### [AUSGANGSTEXT]

»Die Unruhen begannen an einem Donnerstag. Um sechs Uhr abends. So jedenfalls erinnerte sich Amelia daran. Am sonnigen Morgen jenes Tages stand sie um kurz nach halb elf am oberen Ende der Herbert Street, in der sie wohnte, an der Kreuzung zur Crumlin Road gegenüber der Protestantischen Pommesbude, streichelte ihre Raupen und unterhielt sich mit ihren Freunden.« (S. 7)

 

Ein Leben voller Troubles

 

Amelia, von Anna Burns,
übersetzt von Anna-Nina Kroll.

Rezensiert von Ellen Dunne

Wenige Romane haben mich in den letzten Jahren so beeindruckt wie Milchmann von Anna Burns. Die im Belfaster Arbeiterviertel Ardoyne geborene und aufgewachsene Autorin gewann mit ihrer (implizit) in der nordirischen Hauptstadt angesiedelten Parabel über das Leben in totalitären, isolierten Systemen den Booker Prize 2018. Der Überraschungserfolg von Milchmann ebnete auch Anna Burns‘ Romandebüt Amelia (No Bones im englischen Original) den Weg zu einer deutschen Übersetzung.

Erschienen im Mai dieses Jahres, erhielt Anna Burns‘ Debüt, wieder kongenial übersetzt von Anna-Nina Kroll, so gut wie keine mediale Aufmerksamkeit. Wie schade! Denn die Themen, die im Milchmann zur Sprache kommen, sind in Amelia bereits angelegt. Wieder begleiten wir eine Jugendliche, beziehungsweise später eine junge Frau, die ihren eigenen Weg sucht durch das Chaos der Troubles. Aber wo ihr dritter Roman mit Andeutungen, Verklausulierung und stilistischer Distanzierung arbeitet, nimmt Anna Burns‘ Erstling erst gar keine Gefangenen.

Ellen Dunne, Foto ©Orla Connolly

Die Vorkosterin: Ellen Dunne stellt auf Irlandnews lesenswerte Bücher aus und über Irland vor. Im Salzburger Land geboren und aufgewachsen, weckten zunächst die Berichte über den Nordirland-Konflikt in den 90ern ihr Interesse an der Insel. Seit 2004 lebt sie in und um Dublin, wo sie zunächst mehrere Jahre im Google Europa-Hauptquartier arbeitete. Inzwischen ist sie freie Texterin und Autorin. Ihre bisherigen Romane und Kurzgeschichten werden bei Haymon, Suhrkamp/Insel und Eire verlegt. Auf IrlandNews schreibt sie über Literatur aus und über Irland. Mehr über Ellen gibt es unter www.ellen-dunne.com Foto: ©Orla Connolly

Amelia Lovetts Irrfahrt durch eine verrückt gewordene Welt

»Mrs. Lovett schubste ihre Kinder, die ihr jetzt im Weg waren, aus dem Weg, schnappt sich den Schürhaken vom Kamin und rannte zurück nach draußen und ebenfalls zum Auto. Sie zog dem zweiten IRA-Jungen den Schürhaken über den Schädel, doch danach konnte sie nicht mehr viel ausrichten, denn Mr. Lovett war ein Tornado, und sie musste zurückbleiben, wenn sie nicht in die Luft gerissen und mit gebrochenen Knochen mitten in Shankill, auf der anderen Seite der Barrikaden, einen Steinwurf entfernt, landen wollte. Die Nachbarn kamen aus ihren Häusern geeilt, um zuzusehen, aus sicherer Entfernung natürlich. Die Lovett-Kinder wandten sich wieder ihrem Essen zu.

### [ERFASSTE DATEN]
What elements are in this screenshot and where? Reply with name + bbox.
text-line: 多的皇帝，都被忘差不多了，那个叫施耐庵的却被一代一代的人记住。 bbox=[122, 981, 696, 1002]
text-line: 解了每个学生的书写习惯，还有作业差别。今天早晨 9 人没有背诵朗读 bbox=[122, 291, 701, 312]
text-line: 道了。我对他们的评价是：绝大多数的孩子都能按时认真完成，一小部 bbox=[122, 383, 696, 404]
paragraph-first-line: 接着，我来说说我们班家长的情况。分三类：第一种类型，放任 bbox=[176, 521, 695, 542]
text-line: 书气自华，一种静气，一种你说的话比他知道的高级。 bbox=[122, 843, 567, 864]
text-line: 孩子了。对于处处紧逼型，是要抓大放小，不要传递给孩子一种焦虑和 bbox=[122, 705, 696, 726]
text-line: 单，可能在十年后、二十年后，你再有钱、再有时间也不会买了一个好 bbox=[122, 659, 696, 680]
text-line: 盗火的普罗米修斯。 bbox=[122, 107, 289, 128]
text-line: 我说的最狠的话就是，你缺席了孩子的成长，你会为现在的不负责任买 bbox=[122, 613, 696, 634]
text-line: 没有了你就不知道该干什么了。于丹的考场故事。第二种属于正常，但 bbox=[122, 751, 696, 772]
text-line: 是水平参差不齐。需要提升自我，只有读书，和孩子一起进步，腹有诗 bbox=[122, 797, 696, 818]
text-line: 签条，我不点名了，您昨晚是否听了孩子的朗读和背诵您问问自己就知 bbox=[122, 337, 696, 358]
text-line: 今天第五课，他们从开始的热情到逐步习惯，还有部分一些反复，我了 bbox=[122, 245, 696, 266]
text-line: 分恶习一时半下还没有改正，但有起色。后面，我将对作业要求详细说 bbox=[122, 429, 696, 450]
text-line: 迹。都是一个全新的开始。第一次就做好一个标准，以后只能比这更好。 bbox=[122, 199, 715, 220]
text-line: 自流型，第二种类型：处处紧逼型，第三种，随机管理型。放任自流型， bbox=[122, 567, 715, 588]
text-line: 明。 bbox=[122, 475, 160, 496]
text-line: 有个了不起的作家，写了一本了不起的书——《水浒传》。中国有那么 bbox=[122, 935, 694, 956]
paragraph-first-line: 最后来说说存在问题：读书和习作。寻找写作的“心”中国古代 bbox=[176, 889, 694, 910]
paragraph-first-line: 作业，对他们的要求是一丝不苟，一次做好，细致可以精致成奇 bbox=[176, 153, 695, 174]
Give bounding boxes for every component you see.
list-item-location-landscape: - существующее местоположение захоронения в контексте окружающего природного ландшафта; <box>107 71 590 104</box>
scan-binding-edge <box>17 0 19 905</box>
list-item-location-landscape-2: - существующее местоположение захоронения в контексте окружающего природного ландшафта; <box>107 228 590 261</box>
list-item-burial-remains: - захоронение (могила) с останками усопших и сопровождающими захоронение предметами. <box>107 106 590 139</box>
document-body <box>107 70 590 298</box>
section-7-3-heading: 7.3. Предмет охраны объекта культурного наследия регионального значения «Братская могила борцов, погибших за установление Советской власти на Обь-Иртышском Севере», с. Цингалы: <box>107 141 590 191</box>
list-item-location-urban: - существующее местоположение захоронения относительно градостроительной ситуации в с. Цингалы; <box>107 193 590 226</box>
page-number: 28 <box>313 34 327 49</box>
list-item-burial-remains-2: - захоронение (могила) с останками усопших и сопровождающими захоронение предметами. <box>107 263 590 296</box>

---

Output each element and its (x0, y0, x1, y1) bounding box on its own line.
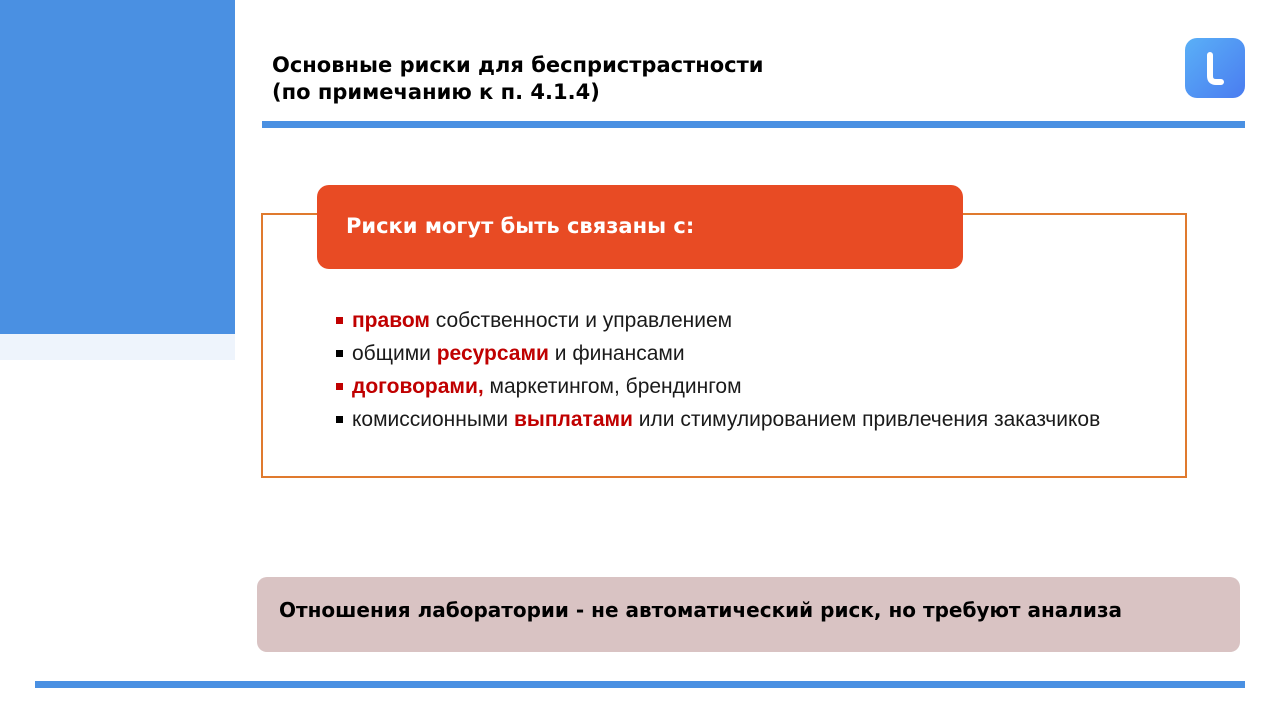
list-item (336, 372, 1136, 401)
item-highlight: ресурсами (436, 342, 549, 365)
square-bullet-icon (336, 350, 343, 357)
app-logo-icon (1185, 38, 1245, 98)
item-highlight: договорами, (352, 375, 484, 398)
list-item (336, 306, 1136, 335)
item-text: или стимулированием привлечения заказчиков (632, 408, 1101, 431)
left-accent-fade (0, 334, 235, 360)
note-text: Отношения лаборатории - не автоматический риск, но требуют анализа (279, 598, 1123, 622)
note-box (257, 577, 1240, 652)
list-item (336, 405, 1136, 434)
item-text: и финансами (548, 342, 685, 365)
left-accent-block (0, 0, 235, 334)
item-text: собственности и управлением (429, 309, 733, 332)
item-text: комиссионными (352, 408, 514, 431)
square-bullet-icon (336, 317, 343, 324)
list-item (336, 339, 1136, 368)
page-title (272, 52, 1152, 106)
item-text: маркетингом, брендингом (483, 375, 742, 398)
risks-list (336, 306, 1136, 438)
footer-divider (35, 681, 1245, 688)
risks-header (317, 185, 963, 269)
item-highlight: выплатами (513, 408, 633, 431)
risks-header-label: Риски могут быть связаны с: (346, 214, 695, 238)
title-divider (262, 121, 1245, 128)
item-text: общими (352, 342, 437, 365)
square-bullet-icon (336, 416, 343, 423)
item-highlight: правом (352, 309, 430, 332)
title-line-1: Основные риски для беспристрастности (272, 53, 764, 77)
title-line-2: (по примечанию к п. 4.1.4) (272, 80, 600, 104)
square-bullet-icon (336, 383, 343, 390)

* * *

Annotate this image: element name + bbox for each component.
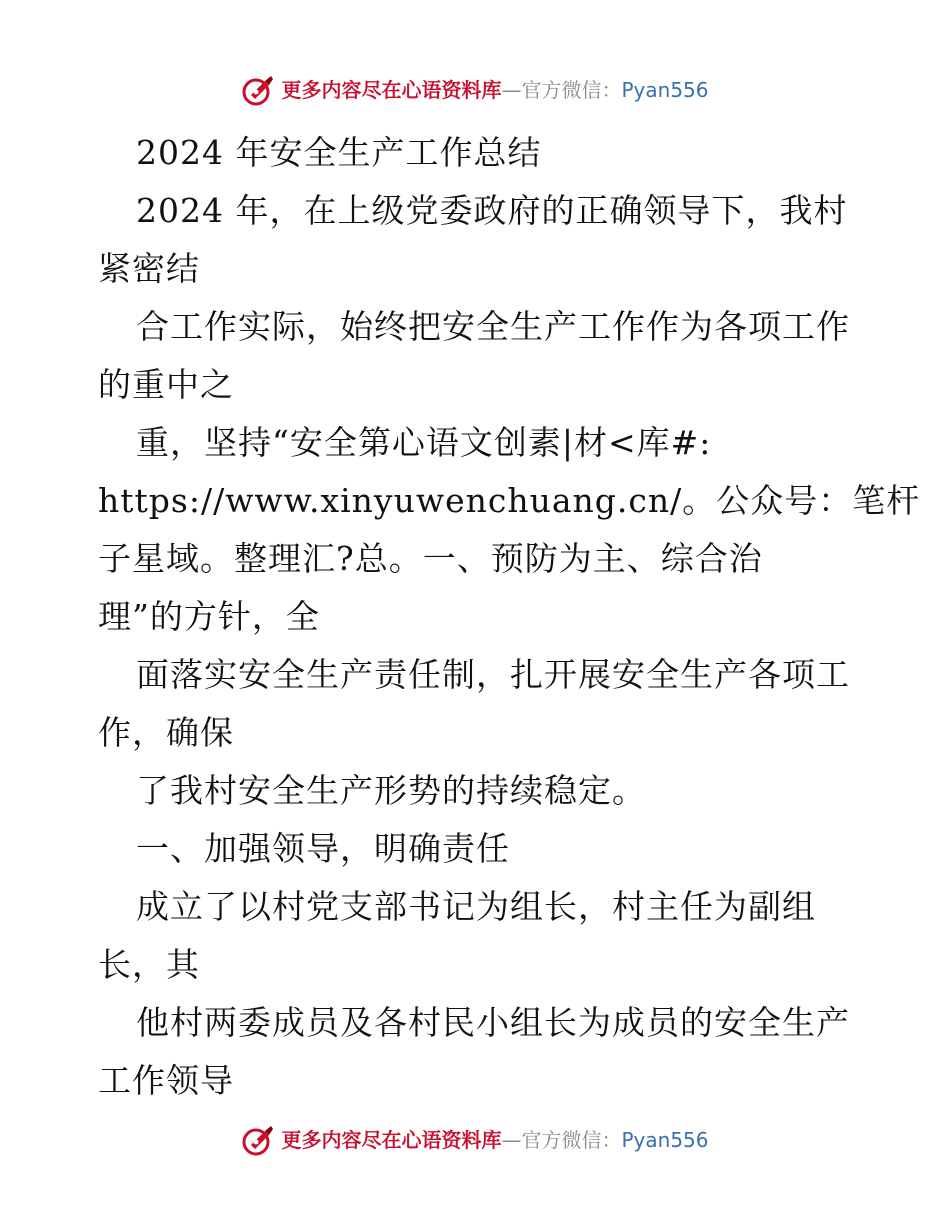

### [AUFGABE 1]
Nenne die Verlage, bei denen laut der Rezension die Romane und Kurzgeschichten von Ellen Dunne erscheinen.
### [AUFGABE 2]
Bearbeite in den Datensätzen die Zeilen ab der Zeile mit „What elements are“ bis einschließlich der Zeile mit „153, 695, 174]“, indem du „text-line“ durch „line-of-text“ ersetzt. Gib nur diese Zeilen aus und lass alles Übrige unverändert.
Die Rezension und die Datensätze stehen in keinem Zusammenhang miteinander.

### [ERGEBNIS 1]
Haymon, Suhrkamp/Insel, Eire

### [ERGEBNIS 2]
What elements are in this screenshot and where? Reply with name + bbox.
line-of-text: 多的皇帝，都被忘差不多了，那个叫施耐庵的却被一代一代的人记住。 bbox=[122, 981, 696, 1002]
line-of-text: 解了每个学生的书写习惯，还有作业差别。今天早晨 9 人没有背诵朗读 bbox=[122, 291, 701, 312]
line-of-text: 道了。我对他们的评价是：绝大多数的孩子都能按时认真完成，一小部 bbox=[122, 383, 696, 404]
paragraph-first-line: 接着，我来说说我们班家长的情况。分三类：第一种类型，放任 bbox=[176, 521, 695, 542]
line-of-text: 书气自华，一种静气，一种你说的话比他知道的高级。 bbox=[122, 843, 567, 864]
line-of-text: 孩子了。对于处处紧逼型，是要抓大放小，不要传递给孩子一种焦虑和 bbox=[122, 705, 696, 726]
line-of-text: 单，可能在十年后、二十年后，你再有钱、再有时间也不会买了一个好 bbox=[122, 659, 696, 680]
line-of-text: 盗火的普罗米修斯。 bbox=[122, 107, 289, 128]
line-of-text: 我说的最狠的话就是，你缺席了孩子的成长，你会为现在的不负责任买 bbox=[122, 613, 696, 634]
line-of-text: 没有了你就不知道该干什么了。于丹的考场故事。第二种属于正常，但 bbox=[122, 751, 696, 772]
line-of-text: 是水平参差不齐。需要提升自我，只有读书，和孩子一起进步，腹有诗 bbox=[122, 797, 696, 818]
line-of-text: 签条，我不点名了，您昨晚是否听了孩子的朗读和背诵您问问自己就知 bbox=[122, 337, 696, 358]
line-of-text: 今天第五课，他们从开始的热情到逐步习惯，还有部分一些反复，我了 bbox=[122, 245, 696, 266]
line-of-text: 分恶习一时半下还没有改正，但有起色。后面，我将对作业要求详细说 bbox=[122, 429, 696, 450]
line-of-text: 迹。都是一个全新的开始。第一次就做好一个标准，以后只能比这更好。 bbox=[122, 199, 715, 220]
line-of-text: 自流型，第二种类型：处处紧逼型，第三种，随机管理型。放任自流型， bbox=[122, 567, 715, 588]
line-of-text: 明。 bbox=[122, 475, 160, 496]
line-of-text: 有个了不起的作家，写了一本了不起的书——《水浒传》。中国有那么 bbox=[122, 935, 694, 956]
paragraph-first-line: 最后来说说存在问题：读书和习作。寻找写作的“心”中国古代 bbox=[176, 889, 694, 910]
paragraph-first-line: 作业，对他们的要求是一丝不苟，一次做好，细致可以精致成奇 bbox=[176, 153, 695, 174]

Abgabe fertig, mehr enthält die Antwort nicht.